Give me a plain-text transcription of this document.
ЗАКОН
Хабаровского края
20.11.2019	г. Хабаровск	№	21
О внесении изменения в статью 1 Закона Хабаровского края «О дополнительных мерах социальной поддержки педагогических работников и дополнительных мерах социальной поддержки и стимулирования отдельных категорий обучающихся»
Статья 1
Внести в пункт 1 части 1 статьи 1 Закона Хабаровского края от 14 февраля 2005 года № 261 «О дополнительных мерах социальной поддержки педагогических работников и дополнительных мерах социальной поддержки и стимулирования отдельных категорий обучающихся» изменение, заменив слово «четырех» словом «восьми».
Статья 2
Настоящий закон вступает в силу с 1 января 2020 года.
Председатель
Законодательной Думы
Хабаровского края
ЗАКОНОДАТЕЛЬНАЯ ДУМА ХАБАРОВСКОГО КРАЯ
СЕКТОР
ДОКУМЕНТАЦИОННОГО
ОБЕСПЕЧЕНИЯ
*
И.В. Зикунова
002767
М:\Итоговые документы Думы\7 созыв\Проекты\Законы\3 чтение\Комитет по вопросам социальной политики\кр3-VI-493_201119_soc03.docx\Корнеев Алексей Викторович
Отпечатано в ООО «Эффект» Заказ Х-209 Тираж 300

--

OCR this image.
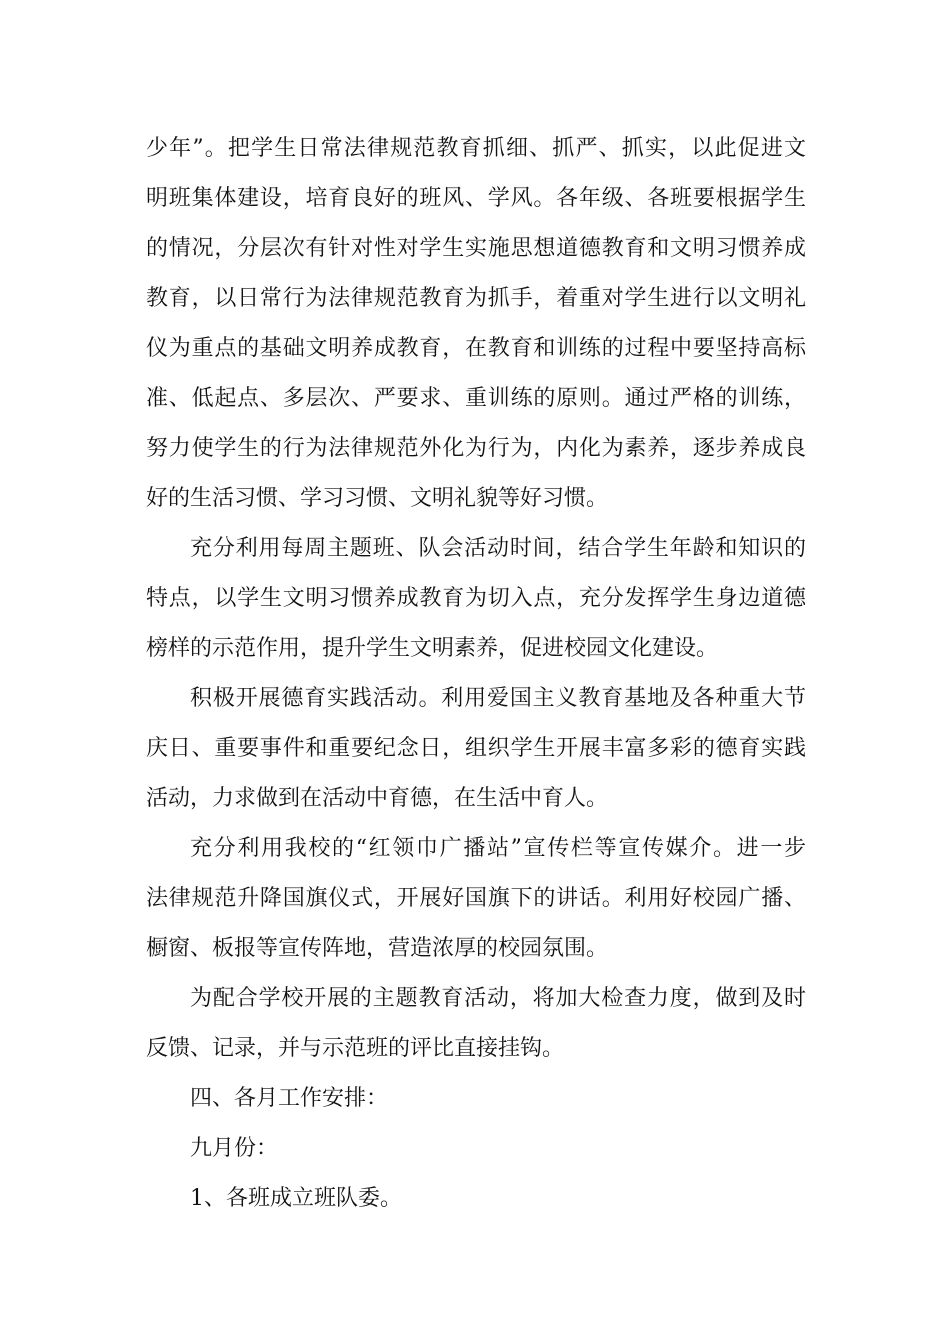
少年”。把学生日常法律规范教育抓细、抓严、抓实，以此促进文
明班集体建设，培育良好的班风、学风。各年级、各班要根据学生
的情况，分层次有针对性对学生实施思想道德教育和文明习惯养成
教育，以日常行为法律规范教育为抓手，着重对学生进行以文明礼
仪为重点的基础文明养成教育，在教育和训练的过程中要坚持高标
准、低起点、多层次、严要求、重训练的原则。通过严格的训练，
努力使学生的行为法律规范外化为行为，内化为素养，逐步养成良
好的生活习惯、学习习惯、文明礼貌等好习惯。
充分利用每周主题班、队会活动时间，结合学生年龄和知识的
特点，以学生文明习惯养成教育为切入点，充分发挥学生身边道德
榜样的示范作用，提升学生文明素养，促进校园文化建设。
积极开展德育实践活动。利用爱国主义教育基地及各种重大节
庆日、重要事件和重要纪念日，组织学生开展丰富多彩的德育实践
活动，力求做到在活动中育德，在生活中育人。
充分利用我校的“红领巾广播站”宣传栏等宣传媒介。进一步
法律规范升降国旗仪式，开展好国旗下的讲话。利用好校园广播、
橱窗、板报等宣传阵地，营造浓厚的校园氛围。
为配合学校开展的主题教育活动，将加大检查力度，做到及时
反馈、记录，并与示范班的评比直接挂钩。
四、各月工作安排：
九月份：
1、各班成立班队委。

▸ **AIM OF THE TASK**
Find each line in the records holding the string "года" and show it.

▸ **TASK RESULT**
Внести в пункт 1 части 1 статьи 1 Закона Хабаровского края от 14 февраля 2005 года № 261 «О дополнительных мерах социальной поддержки педагогических работников и дополнительных мерах социальной поддержки и стимулирования отдельных категорий обучающихся» изменение, заменив слово «четырех» словом «восьми».
Настоящий закон вступает в силу с 1 января 2020 года.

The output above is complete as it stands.